[Source data]
--- begin ---

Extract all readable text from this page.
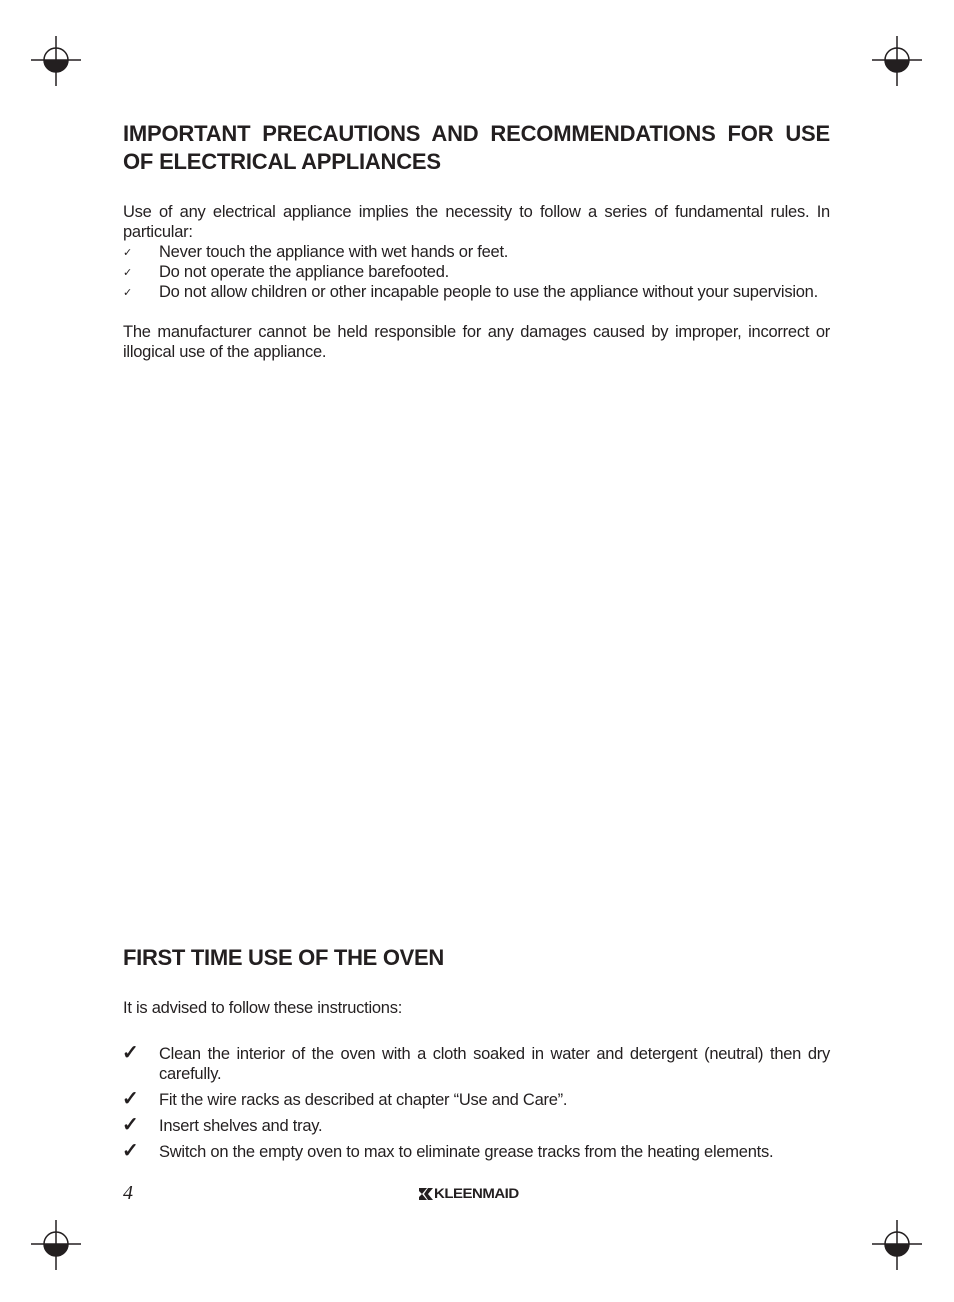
IMPORTANT PRECAUTIONS AND RECOMMENDATIONS FOR USE OF ELECTRICAL APPLIANCES

Use of any electrical appliance implies the necessity to follow a series of fundamental rules. In particular:

✓ Never touch the appliance with wet hands or feet.
✓ Do not operate the appliance barefooted.
✓ Do not allow children or other incapable people to use the appliance without your supervision.

The manufacturer cannot be held responsible for any damages caused by improper, incorrect or illogical use of the appliance.

FIRST TIME USE OF THE OVEN

It is advised to follow these instructions:

✓ Clean the interior of the oven with a cloth soaked in water and detergent (neutral) then dry carefully.
✓ Fit the wire racks as described at chapter “Use and Care”.
✓ Insert shelves and tray.
✓ Switch on the empty oven to max to eliminate grease tracks from the heating elements.
4	KLEENMAID
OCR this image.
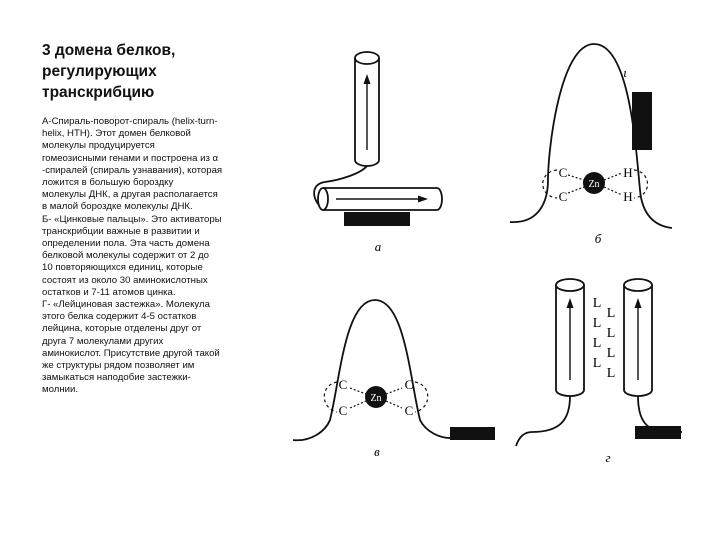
3 домена белков,
регулирующих
транскрибцию
А-Спираль-поворот-спираль (helix-turn-
helix, HTH). Этот домен белковой
молекулы продуцируется
гомеозисными генами и построена из α
-спиралей (спираль узнавания), которая
ложится в большую бороздку
молекулы ДНК, а другая располагается
в малой бороздке молекулы ДНК.
Б- «Цинковые пальцы». Это активаторы
транскрибции важные в развитии и
определении пола. Эта часть домена
белковой молекулы содержит от 2 до
10 повторяющихся единиц, которые
состоят из около 30 аминокислотных
остатков и 7-11 атомов цинка.
Г- «Лейциновая застежка». Молекула
этого белка содержит 4-5 остатков
лейцина, которые отделены друг от
друга 7 молекулами других
аминокислот. Присутствие другой такой
же структуры рядом позволяет им
замыкаться наподобие застежки-
молнии.
а
Zn
C
C
H
H
ɩ
б
Zn
C
C
C
C
в
L
L
L
L
L
L
L
L
г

--- end ---

* Set task
Copy each line of the entries that includes the word "которые".

* Answer below
10 повторяющихся единиц, которые
лейцина, которые отделены друг от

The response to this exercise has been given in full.